• **Given instruction**:
Look for "Cabriolet" in the listing below. Gather each line that contains it.

(Data extracted from a collection)
start

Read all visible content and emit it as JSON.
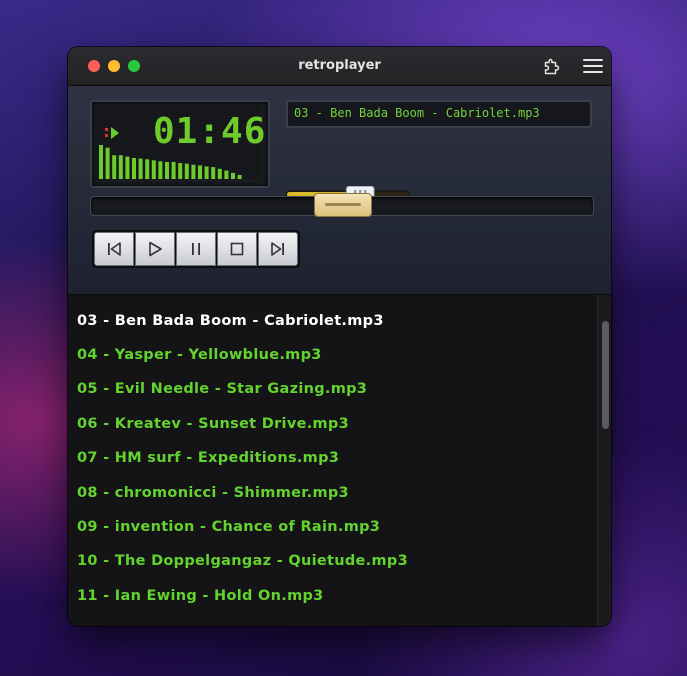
{
  "window": {
    "title": "retroplayer"
  },
  "display": {
    "time": "01:46"
  },
  "now_playing": "03 - Ben Bada Boom - Cabriolet.mp3",
  "volume_level": 0.6,
  "seek_position": 0.5,
  "spectrum_levels": [
    1.0,
    0.92,
    0.7,
    0.7,
    0.66,
    0.62,
    0.6,
    0.58,
    0.55,
    0.52,
    0.5,
    0.5,
    0.47,
    0.45,
    0.42,
    0.4,
    0.37,
    0.35,
    0.3,
    0.25,
    0.18,
    0.12
  ],
  "controls": [
    "previous",
    "play",
    "pause",
    "stop",
    "next"
  ],
  "playlist": {
    "current_index": 0,
    "items": [
      "03 - Ben Bada Boom - Cabriolet.mp3",
      "04 - Yasper - Yellowblue.mp3",
      "05 - Evil Needle - Star Gazing.mp3",
      "06 - Kreatev - Sunset Drive.mp3",
      "07 - HM surf - Expeditions.mp3",
      "08 - chromonicci - Shimmer.mp3",
      "09 - invention - Chance of Rain.mp3",
      "10 - The Doppelgangaz - Quietude.mp3",
      "11 - Ian Ewing - Hold On.mp3"
    ]
  },
  "colors": {
    "accent_green": "#63d32f",
    "current_track": "#ffffff",
    "seek_thumb": "#e8d29a",
    "volume_bar": "#d8b92a"
  }
}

end

• **Expected output**:
  "now_playing": "03 - Ben Bada Boom - Cabriolet.mp3",
      "03 - Ben Bada Boom - Cabriolet.mp3",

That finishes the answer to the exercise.